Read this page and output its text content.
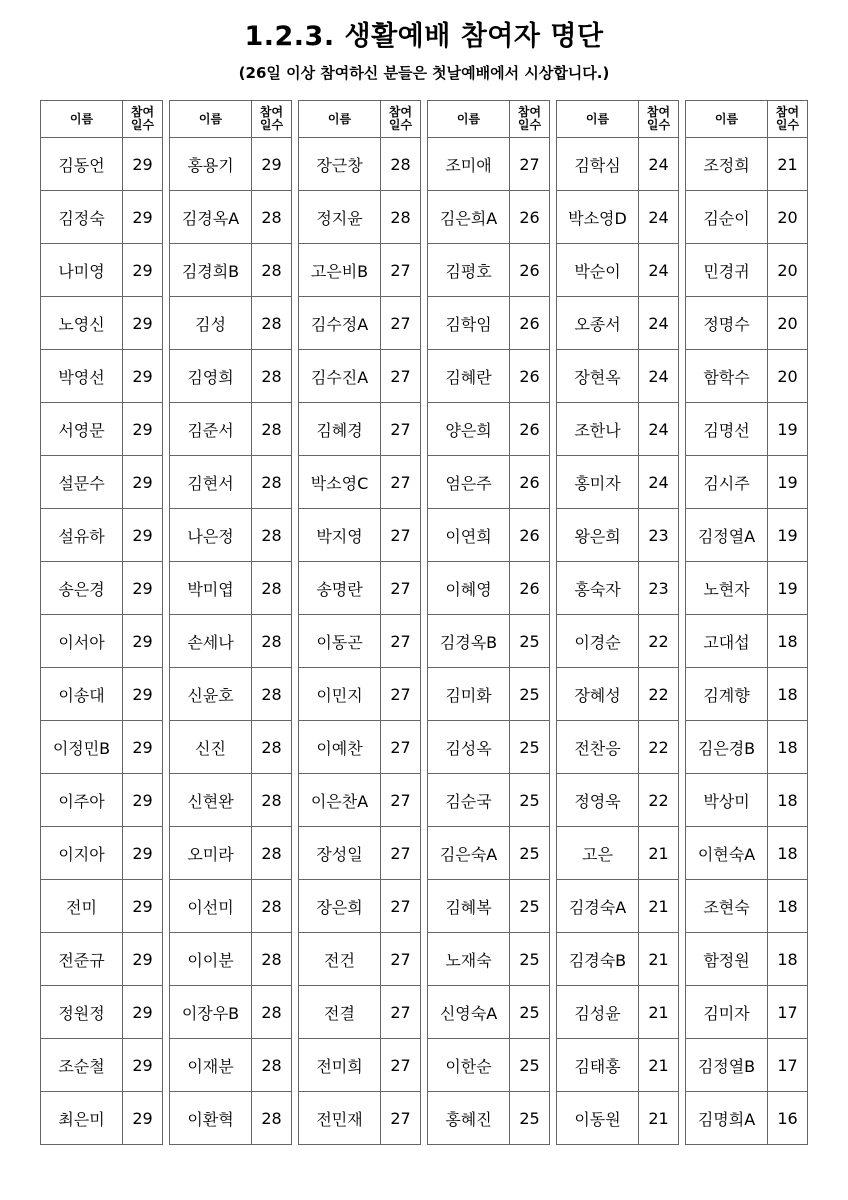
1.2.3. 생활예배 참여자 명단
(26일 이상 참여하신 분들은 첫날예배에서 시상합니다.)
이름	참여
일수
김동언	29
김정숙	29
나미영	29
노영신	29
박영선	29
서영문	29
설문수	29
설유하	29
송은경	29
이서아	29
이송대	29
이정민B	29
이주아	29
이지아	29
전미	29
전준규	29
정원정	29
조순철	29
최은미	29
이름	참여
일수
홍용기	29
김경옥A	28
김경희B	28
김성	28
김영희	28
김준서	28
김현서	28
나은정	28
박미엽	28
손세나	28
신윤호	28
신진	28
신현완	28
오미라	28
이선미	28
이이분	28
이장우B	28
이재분	28
이환혁	28
이름	참여
일수
장근창	28
정지윤	28
고은비B	27
김수정A	27
김수진A	27
김혜경	27
박소영C	27
박지영	27
송명란	27
이동곤	27
이민지	27
이예찬	27
이은찬A	27
장성일	27
장은희	27
전건	27
전결	27
전미희	27
전민재	27
이름	참여
일수
조미애	27
김은희A	26
김평호	26
김학임	26
김혜란	26
양은희	26
엄은주	26
이연희	26
이혜영	26
김경옥B	25
김미화	25
김성옥	25
김순국	25
김은숙A	25
김혜복	25
노재숙	25
신영숙A	25
이한순	25
홍혜진	25
이름	참여
일수
김학심	24
박소영D	24
박순이	24
오종서	24
장현옥	24
조한나	24
홍미자	24
왕은희	23
홍숙자	23
이경순	22
장혜성	22
전찬응	22
정영욱	22
고은	21
김경숙A	21
김경숙B	21
김성윤	21
김태홍	21
이동원	21
이름	참여
일수
조정희	21
김순이	20
민경귀	20
정명수	20
함학수	20
김명선	19
김시주	19
김정열A	19
노현자	19
고대섭	18
김계향	18
김은경B	18
박상미	18
이현숙A	18
조현숙	18
함정원	18
김미자	17
김정열B	17
김명희A	16
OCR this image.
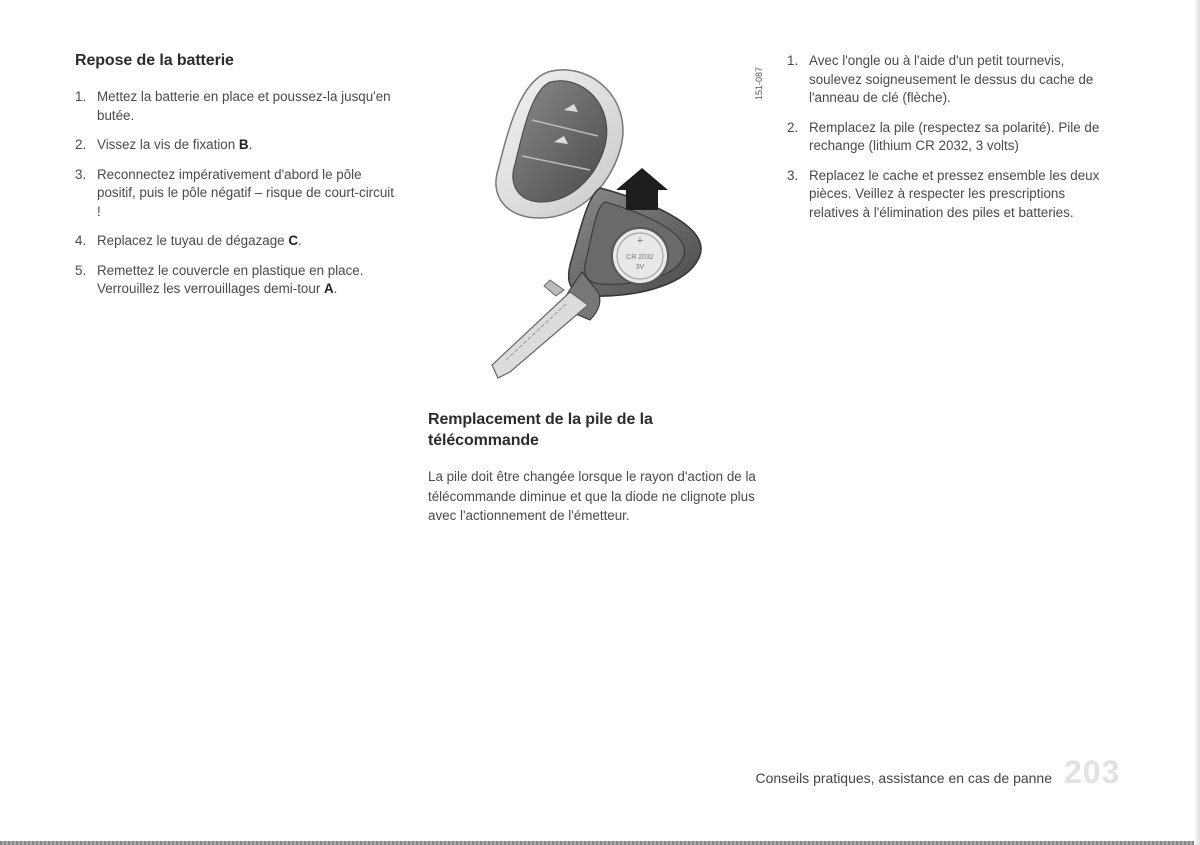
Repose de la batterie
1. Mettez la batterie en place et poussez-la jusqu'en butée.
2. Vissez la vis de fixation B.
3. Reconnectez impérativement d'abord le pôle positif, puis le pôle négatif – risque de court-circuit !
4. Replacez le tuyau de dégazage C.
5. Remettez le couvercle en plastique en place. Verrouillez les verrouillages demi-tour A.
+
CR 2032
3V
151-087
Remplacement de la pile de la télécommande

La pile doit être changée lorsque le rayon d'action de la télécommande diminue et que la diode ne clignote plus avec l'actionnement de l'émetteur.

1. Avec l'ongle ou à l'aide d'un petit tournevis, soulevez soigneusement le dessus du cache de l'anneau de clé (flèche).
2. Remplacez la pile (respectez sa polarité). Pile de rechange (lithium CR 2032, 3 volts)
3. Replacez le cache et pressez ensemble les deux pièces. Veillez à respecter les prescriptions relatives à l'élimination des piles et batteries.
Conseils pratiques, assistance en cas de panne 203
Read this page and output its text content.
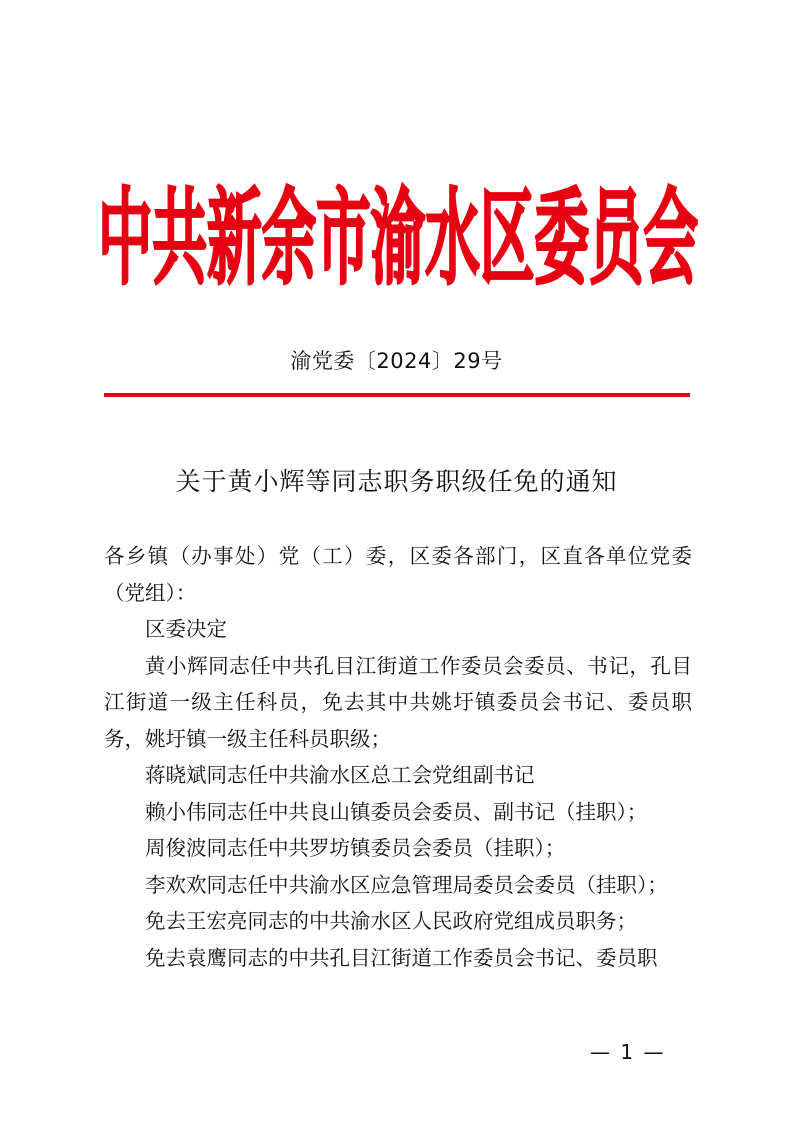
中共新余市渝水区委员会
渝党委〔2024〕29号
关于黄小辉等同志职务职级任免的通知

各乡镇（办事处）党（工）委，区委各部门，区直各单位党委（党组）：

区委决定

黄小辉同志任中共孔目江街道工作委员会委员、书记，孔目江街道一级主任科员，免去其中共姚圩镇委员会书记、委员职务，姚圩镇一级主任科员职级；

蒋晓斌同志任中共渝水区总工会党组副书记

赖小伟同志任中共良山镇委员会委员、副书记（挂职）；

周俊波同志任中共罗坊镇委员会委员（挂职）；

李欢欢同志任中共渝水区应急管理局委员会委员（挂职）；

免去王宏亮同志的中共渝水区人民政府党组成员职务；

免去袁鹰同志的中共孔目江街道工作委员会书记、委员职

— 1 —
● ● ● ● ●
* DO THIS:
Print all of the entries word for word. Omit the pictures they contain.

* FULL RESPONSE:
Read this page and output its text content.
1.2.3. 생활예배 참여자 명단
(26일 이상 참여하신 분들은 첫날예배에서 시상합니다.)
이름	참여
일수
김동언	29
김정숙	29
나미영	29
노영신	29
박영선	29
서영문	29
설문수	29
설유하	29
송은경	29
이서아	29
이송대	29
이정민B	29
이주아	29
이지아	29
전미	29
전준규	29
정원정	29
조순철	29
최은미	29
이름	참여
일수
홍용기	29
김경옥A	28
김경희B	28
김성	28
김영희	28
김준서	28
김현서	28
나은정	28
박미엽	28
손세나	28
신윤호	28
신진	28
신현완	28
오미라	28
이선미	28
이이분	28
이장우B	28
이재분	28
이환혁	28
이름	참여
일수
장근창	28
정지윤	28
고은비B	27
김수정A	27
김수진A	27
김혜경	27
박소영C	27
박지영	27
송명란	27
이동곤	27
이민지	27
이예찬	27
이은찬A	27
장성일	27
장은희	27
전건	27
전결	27
전미희	27
전민재	27
이름	참여
일수
조미애	27
김은희A	26
김평호	26
김학임	26
김혜란	26
양은희	26
엄은주	26
이연희	26
이혜영	26
김경옥B	25
김미화	25
김성옥	25
김순국	25
김은숙A	25
김혜복	25
노재숙	25
신영숙A	25
이한순	25
홍혜진	25
이름	참여
일수
김학심	24
박소영D	24
박순이	24
오종서	24
장현옥	24
조한나	24
홍미자	24
왕은희	23
홍숙자	23
이경순	22
장혜성	22
전찬응	22
정영욱	22
고은	21
김경숙A	21
김경숙B	21
김성윤	21
김태홍	21
이동원	21
이름	참여
일수
조정희	21
김순이	20
민경귀	20
정명수	20
함학수	20
김명선	19
김시주	19
김정열A	19
노현자	19
고대섭	18
김계향	18
김은경B	18
박상미	18
이현숙A	18
조현숙	18
함정원	18
김미자	17
김정열B	17
김명희A	16
OCR this image.
Repose de la batterie
1. Mettez la batterie en place et poussez-la jusqu'en butée.
2. Vissez la vis de fixation B.
3. Reconnectez impérativement d'abord le pôle positif, puis le pôle négatif – risque de court-circuit !
4. Replacez le tuyau de dégazage C.
5. Remettez le couvercle en plastique en place. Verrouillez les verrouillages demi-tour A.
+
CR 2032
3V
151-087
Remplacement de la pile de la télécommande

La pile doit être changée lorsque le rayon d'action de la télécommande diminue et que la diode ne clignote plus avec l'actionnement de l'émetteur.

1. Avec l'ongle ou à l'aide d'un petit tournevis, soulevez soigneusement le dessus du cache de l'anneau de clé (flèche).
2. Remplacez la pile (respectez sa polarité). Pile de rechange (lithium CR 2032, 3 volts)
3. Replacez le cache et pressez ensemble les deux pièces. Veillez à respecter les prescriptions relatives à l'élimination des piles et batteries.
Conseils pratiques, assistance en cas de panne 203
Read this page and output its text content.
中共新余市渝水区委员会
渝党委〔2024〕29号
关于黄小辉等同志职务职级任免的通知

各乡镇（办事处）党（工）委，区委各部门，区直各单位党委（党组）：

区委决定

黄小辉同志任中共孔目江街道工作委员会委员、书记，孔目江街道一级主任科员，免去其中共姚圩镇委员会书记、委员职务，姚圩镇一级主任科员职级；

蒋晓斌同志任中共渝水区总工会党组副书记

赖小伟同志任中共良山镇委员会委员、副书记（挂职）；

周俊波同志任中共罗坊镇委员会委员（挂职）；

李欢欢同志任中共渝水区应急管理局委员会委员（挂职）；

免去王宏亮同志的中共渝水区人民政府党组成员职务；

免去袁鹰同志的中共孔目江街道工作委员会书记、委员职

— 1 —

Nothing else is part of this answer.